WRITTEN TASK | Report back each line of the records that contains the string "frequency".

ITEMS |
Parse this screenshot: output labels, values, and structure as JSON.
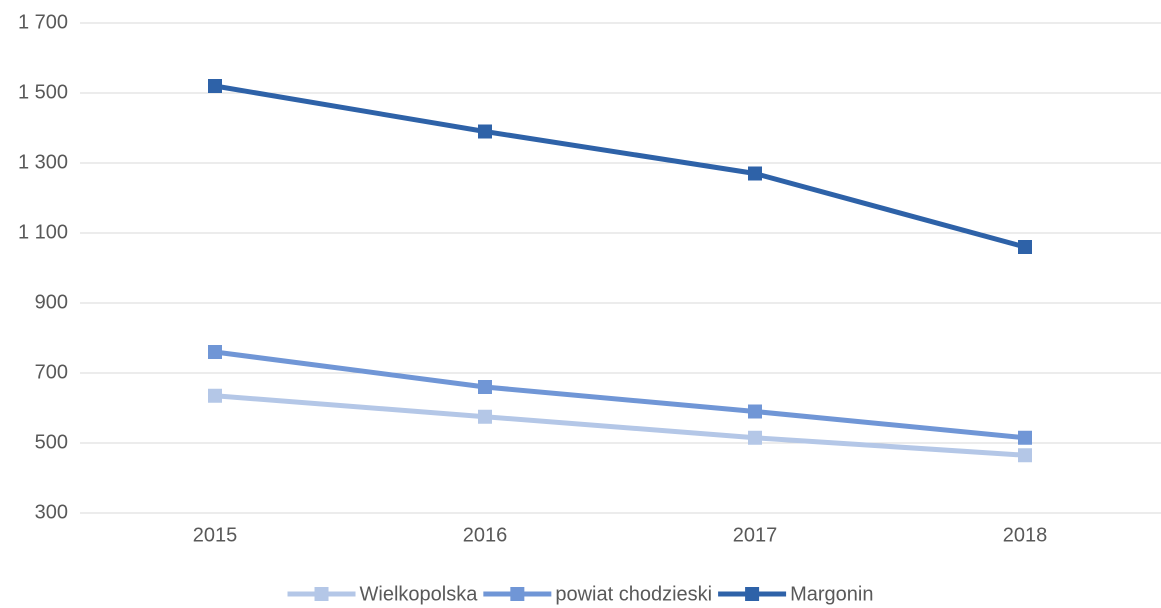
{
  "chart_data": {
    "type": "line",
    "categories": [
      "2015",
      "2016",
      "2017",
      "2018"
    ],
    "series": [
      {
        "name": "Wielkopolska",
        "color": "#b4c7e7",
        "values": [
          635,
          575,
          515,
          465
        ]
      },
      {
        "name": "powiat chodzieski",
        "color": "#7096d6",
        "values": [
          760,
          660,
          590,
          515
        ]
      },
      {
        "name": "Margonin",
        "color": "#2e62a8",
        "values": [
          1520,
          1390,
          1270,
          1060
        ]
      }
    ],
    "ylim": [
      300,
      1700
    ],
    "yticks": [
      300,
      500,
      700,
      900,
      {
        "value": 1100,
        "label": "1 100"
      },
      {
        "value": 1300,
        "label": "1 300"
      },
      {
        "value": 1500,
        "label": "1 500"
      },
      {
        "value": 1700,
        "label": "1 700"
      }
    ],
    "grid": true,
    "legend": "bottom"
  }
}
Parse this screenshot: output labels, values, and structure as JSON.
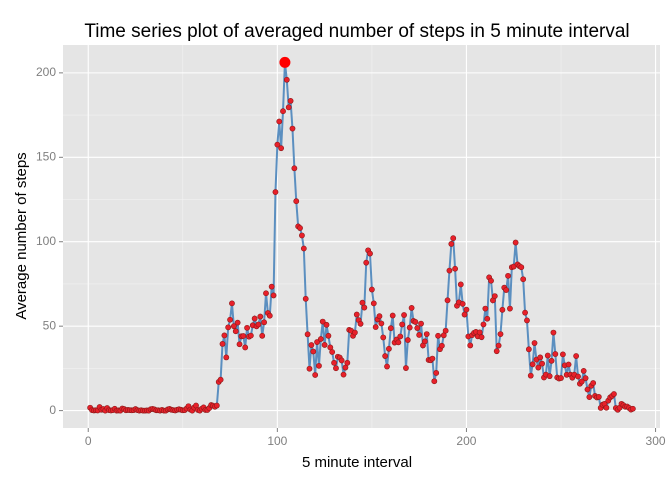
{
  "chart_data": {
    "type": "line",
    "title": "Time series plot of averaged number of steps in 5 minute interval",
    "x_label": "5 minute interval",
    "y_label": "Average number of steps",
    "x": [
      1,
      2,
      3,
      4,
      5,
      6,
      7,
      8,
      9,
      10,
      11,
      12,
      13,
      14,
      15,
      16,
      17,
      18,
      19,
      20,
      21,
      22,
      23,
      24,
      25,
      26,
      27,
      28,
      29,
      30,
      31,
      32,
      33,
      34,
      35,
      36,
      37,
      38,
      39,
      40,
      41,
      42,
      43,
      44,
      45,
      46,
      47,
      48,
      49,
      50,
      51,
      52,
      53,
      54,
      55,
      56,
      57,
      58,
      59,
      60,
      61,
      62,
      63,
      64,
      65,
      66,
      67,
      68,
      69,
      70,
      71,
      72,
      73,
      74,
      75,
      76,
      77,
      78,
      79,
      80,
      81,
      82,
      83,
      84,
      85,
      86,
      87,
      88,
      89,
      90,
      91,
      92,
      93,
      94,
      95,
      96,
      97,
      98,
      99,
      100,
      101,
      102,
      103,
      104,
      105,
      106,
      107,
      108,
      109,
      110,
      111,
      112,
      113,
      114,
      115,
      116,
      117,
      118,
      119,
      120,
      121,
      122,
      123,
      124,
      125,
      126,
      127,
      128,
      129,
      130,
      131,
      132,
      133,
      134,
      135,
      136,
      137,
      138,
      139,
      140,
      141,
      142,
      143,
      144,
      145,
      146,
      147,
      148,
      149,
      150,
      151,
      152,
      153,
      154,
      155,
      156,
      157,
      158,
      159,
      160,
      161,
      162,
      163,
      164,
      165,
      166,
      167,
      168,
      169,
      170,
      171,
      172,
      173,
      174,
      175,
      176,
      177,
      178,
      179,
      180,
      181,
      182,
      183,
      184,
      185,
      186,
      187,
      188,
      189,
      190,
      191,
      192,
      193,
      194,
      195,
      196,
      197,
      198,
      199,
      200,
      201,
      202,
      203,
      204,
      205,
      206,
      207,
      208,
      209,
      210,
      211,
      212,
      213,
      214,
      215,
      216,
      217,
      218,
      219,
      220,
      221,
      222,
      223,
      224,
      225,
      226,
      227,
      228,
      229,
      230,
      231,
      232,
      233,
      234,
      235,
      236,
      237,
      238,
      239,
      240,
      241,
      242,
      243,
      244,
      245,
      246,
      247,
      248,
      249,
      250,
      251,
      252,
      253,
      254,
      255,
      256,
      257,
      258,
      259,
      260,
      261,
      262,
      263,
      264,
      265,
      266,
      267,
      268,
      269,
      270,
      271,
      272,
      273,
      274,
      275,
      276,
      277,
      278,
      279,
      280,
      281,
      282,
      283,
      284,
      285,
      286,
      287,
      288
    ],
    "values": [
      1.7,
      0.3,
      0.1,
      0.2,
      0.1,
      2.1,
      0.5,
      0.9,
      0,
      1.5,
      0.3,
      0.1,
      0.3,
      1.1,
      0,
      0.1,
      0,
      1.2,
      0.9,
      0.2,
      0.4,
      0.3,
      0.2,
      0.3,
      0.9,
      0.3,
      0,
      0.2,
      0,
      0,
      0.1,
      0,
      0.8,
      1.0,
      0.7,
      0.2,
      0.2,
      0,
      0.4,
      0,
      0,
      0.7,
      1.0,
      0.5,
      0.3,
      0.1,
      0.5,
      0.8,
      0.5,
      0.2,
      0.3,
      1.2,
      2.6,
      0.6,
      0,
      1.8,
      3.0,
      0.4,
      0,
      1.1,
      1.9,
      0.4,
      0.4,
      1.5,
      3.3,
      2.9,
      2.3,
      3.0,
      17.0,
      18.3,
      39.5,
      44.5,
      31.5,
      49.3,
      53.8,
      63.5,
      50,
      47,
      52.1,
      39.3,
      44,
      44.2,
      37.4,
      49,
      43.8,
      44.4,
      50.5,
      54.5,
      49.9,
      51.0,
      55.7,
      44.3,
      52.3,
      69.5,
      57.8,
      56.2,
      73.4,
      68.2,
      129.4,
      157.5,
      171.2,
      155.4,
      177.3,
      206.2,
      195.9,
      179.6,
      183.4,
      167.0,
      143.5,
      124.0,
      109.1,
      108.1,
      103.7,
      96.0,
      66.2,
      45.2,
      24.8,
      38.8,
      35.0,
      21.1,
      40.6,
      26.5,
      42.4,
      52.7,
      38.9,
      50.8,
      44.3,
      37.4,
      34.7,
      28.3,
      25.1,
      31.9,
      31.4,
      29.7,
      21.3,
      25.5,
      28.3,
      47.8,
      47.3,
      44.3,
      46.2,
      56.9,
      53.6,
      51.4,
      63.9,
      61.0,
      87.6,
      94.9,
      93.0,
      71.7,
      63.5,
      49.5,
      54.0,
      55.9,
      51.6,
      43.3,
      32.3,
      26.1,
      36.6,
      48.8,
      56.3,
      40.3,
      42.1,
      40.4,
      43.9,
      51.0,
      56.6,
      25.2,
      41.8,
      49.2,
      60.8,
      53.1,
      52.5,
      48.9,
      44.8,
      51.5,
      38.6,
      41.0,
      45.3,
      30.0,
      29.8,
      30.8,
      17.4,
      22.3,
      44.3,
      36.4,
      38.4,
      44.6,
      47.3,
      65.3,
      82.9,
      98.7,
      102.1,
      84.0,
      62.1,
      64.1,
      74.7,
      63.2,
      56.9,
      59.8,
      43.9,
      38.6,
      44.7,
      46.0,
      46.6,
      44.0,
      46.3,
      43.5,
      51.0,
      60.4,
      54.4,
      78.9,
      76.9,
      65.3,
      67.8,
      35.2,
      38.5,
      45.3,
      59.7,
      72.8,
      71.4,
      79.8,
      60.4,
      84.9,
      85.3,
      99.5,
      86.6,
      85.6,
      84.9,
      77.8,
      58.0,
      53.4,
      36.3,
      20.7,
      27.4,
      40.0,
      30.2,
      25.5,
      31.5,
      27.8,
      19.6,
      21.3,
      32.6,
      20.4,
      29.5,
      46.2,
      33.5,
      19.6,
      19.0,
      19.3,
      33.3,
      26.8,
      21.2,
      27.3,
      21.3,
      19.5,
      21.3,
      32.3,
      20.2,
      15.9,
      17.2,
      23.5,
      19.2,
      12.5,
      8.0,
      14.7,
      16.3,
      8.7,
      7.8,
      8.1,
      1.6,
      3.5,
      4.0,
      1.7,
      5.9,
      7.8,
      8.7,
      9.8,
      1.5,
      0.5,
      1.7,
      4.0,
      3.2,
      2.3,
      2.4,
      1.6,
      0.6,
      1.1
    ],
    "line_color": "#5b8fc0",
    "point_color": "#e8202a",
    "max_color": "#ff0000",
    "xlim": [
      -13.35,
      302.35
    ],
    "ylim": [
      -10.3,
      216.5
    ],
    "xticks": [
      0,
      100,
      200,
      300
    ],
    "yticks": [
      0,
      50,
      100,
      150,
      200
    ],
    "grid": true
  }
}
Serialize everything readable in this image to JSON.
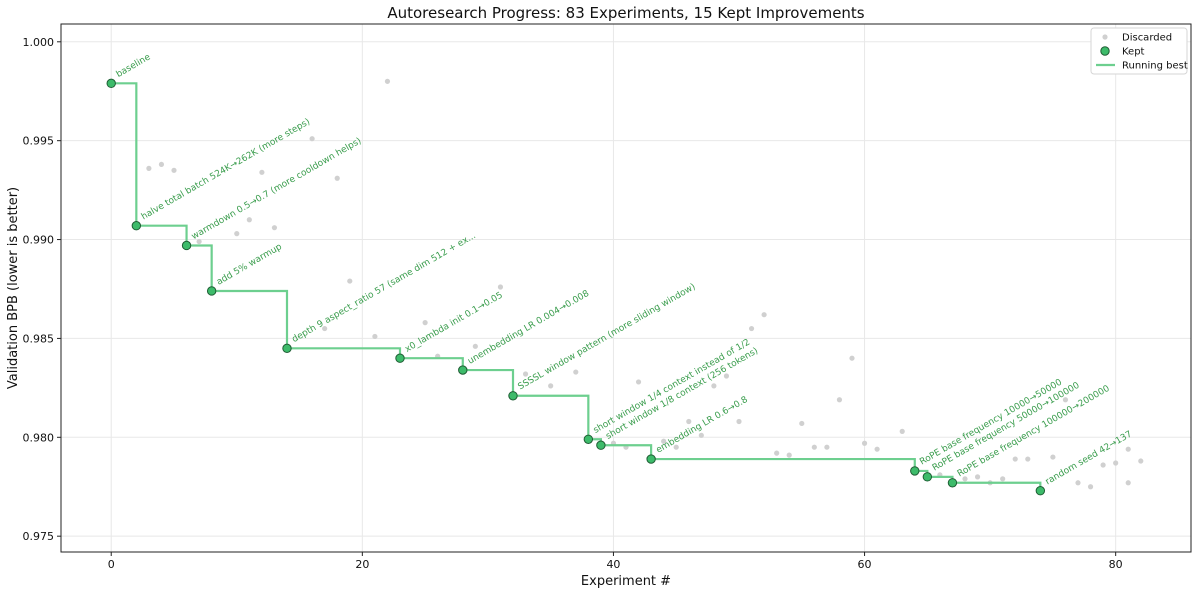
{
  "chart_data": {
    "type": "scatter",
    "title": "Autoresearch Progress: 83 Experiments, 15 Kept Improvements",
    "xlabel": "Experiment #",
    "ylabel": "Validation BPB (lower is better)",
    "xlim": [
      -4,
      86
    ],
    "ylim": [
      0.9742,
      1.0009
    ],
    "xticks": [
      0,
      20,
      40,
      60,
      80
    ],
    "yticks": [
      0.975,
      0.98,
      0.985,
      0.99,
      0.995,
      1.0
    ],
    "ytick_labels": [
      "0.975",
      "0.980",
      "0.985",
      "0.990",
      "0.995",
      "1.000"
    ],
    "grid": true,
    "legend_position": "top-right",
    "legend": [
      "Discarded",
      "Kept",
      "Running best"
    ],
    "colors": {
      "kept_fill": "#3dbb6a",
      "kept_edge": "#1e5c33",
      "running_best": "#6dcf8f",
      "discarded": "#d0d0d0",
      "annotation": "#3a9d4d"
    },
    "series": [
      {
        "name": "Discarded",
        "points": [
          [
            3,
            0.9936
          ],
          [
            4,
            0.9938
          ],
          [
            5,
            0.9935
          ],
          [
            7,
            0.9899
          ],
          [
            10,
            0.9903
          ],
          [
            11,
            0.991
          ],
          [
            12,
            0.9934
          ],
          [
            13,
            0.9906
          ],
          [
            16,
            0.9951
          ],
          [
            17,
            0.9855
          ],
          [
            18,
            0.9931
          ],
          [
            19,
            0.9879
          ],
          [
            21,
            0.9851
          ],
          [
            22,
            0.998
          ],
          [
            25,
            0.9858
          ],
          [
            26,
            0.9841
          ],
          [
            29,
            0.9846
          ],
          [
            31,
            0.9876
          ],
          [
            33,
            0.9832
          ],
          [
            35,
            0.9826
          ],
          [
            37,
            0.9833
          ],
          [
            40,
            0.9797
          ],
          [
            41,
            0.9795
          ],
          [
            42,
            0.9828
          ],
          [
            44,
            0.9798
          ],
          [
            45,
            0.9795
          ],
          [
            46,
            0.9808
          ],
          [
            47,
            0.9801
          ],
          [
            48,
            0.9826
          ],
          [
            49,
            0.9831
          ],
          [
            50,
            0.9808
          ],
          [
            51,
            0.9855
          ],
          [
            52,
            0.9862
          ],
          [
            53,
            0.9792
          ],
          [
            54,
            0.9791
          ],
          [
            55,
            0.9807
          ],
          [
            56,
            0.9795
          ],
          [
            57,
            0.9795
          ],
          [
            58,
            0.9819
          ],
          [
            59,
            0.984
          ],
          [
            60,
            0.9797
          ],
          [
            61,
            0.9794
          ],
          [
            63,
            0.9803
          ],
          [
            66,
            0.9781
          ],
          [
            68,
            0.9779
          ],
          [
            69,
            0.978
          ],
          [
            70,
            0.9777
          ],
          [
            71,
            0.9779
          ],
          [
            72,
            0.9789
          ],
          [
            73,
            0.9789
          ],
          [
            75,
            0.979
          ],
          [
            76,
            0.9819
          ],
          [
            77,
            0.9777
          ],
          [
            78,
            0.9775
          ],
          [
            79,
            0.9786
          ],
          [
            80,
            0.9787
          ],
          [
            81,
            0.9794
          ],
          [
            81,
            0.9777
          ],
          [
            82,
            0.9788
          ]
        ]
      },
      {
        "name": "Kept",
        "points": [
          {
            "x": 0,
            "y": 0.9979,
            "label": "baseline"
          },
          {
            "x": 2,
            "y": 0.9907,
            "label": "halve total batch 524K→262K (more steps)"
          },
          {
            "x": 6,
            "y": 0.9897,
            "label": "warmdown 0.5→0.7 (more cooldown helps)"
          },
          {
            "x": 8,
            "y": 0.9874,
            "label": "add 5% warmup"
          },
          {
            "x": 14,
            "y": 0.9845,
            "label": "depth 9 aspect_ratio 57 (same dim 512 + ex..."
          },
          {
            "x": 23,
            "y": 0.984,
            "label": "x0_lambda init 0.1→0.05"
          },
          {
            "x": 28,
            "y": 0.9834,
            "label": "unembedding LR 0.004→0.008"
          },
          {
            "x": 32,
            "y": 0.9821,
            "label": "SSSSL window pattern (more sliding window)"
          },
          {
            "x": 38,
            "y": 0.9799,
            "label": "short window 1/4 context instead of 1/2"
          },
          {
            "x": 39,
            "y": 0.9796,
            "label": "short window 1/8 context (256 tokens)"
          },
          {
            "x": 43,
            "y": 0.9789,
            "label": "embedding LR 0.6→0.8"
          },
          {
            "x": 64,
            "y": 0.9783,
            "label": "RoPE base frequency 10000→50000"
          },
          {
            "x": 65,
            "y": 0.978,
            "label": "RoPE base frequency 50000→100000"
          },
          {
            "x": 67,
            "y": 0.9777,
            "label": "RoPE base frequency 100000→200000"
          },
          {
            "x": 74,
            "y": 0.9773,
            "label": "random seed 42→137"
          }
        ]
      },
      {
        "name": "Running best",
        "step": "post"
      }
    ]
  }
}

COMPLETE OUTPUT |
            "label": "RoPE base frequency 10000→50000"
            "label": "RoPE base frequency 50000→100000"
            "label": "RoPE base frequency 100000→200000"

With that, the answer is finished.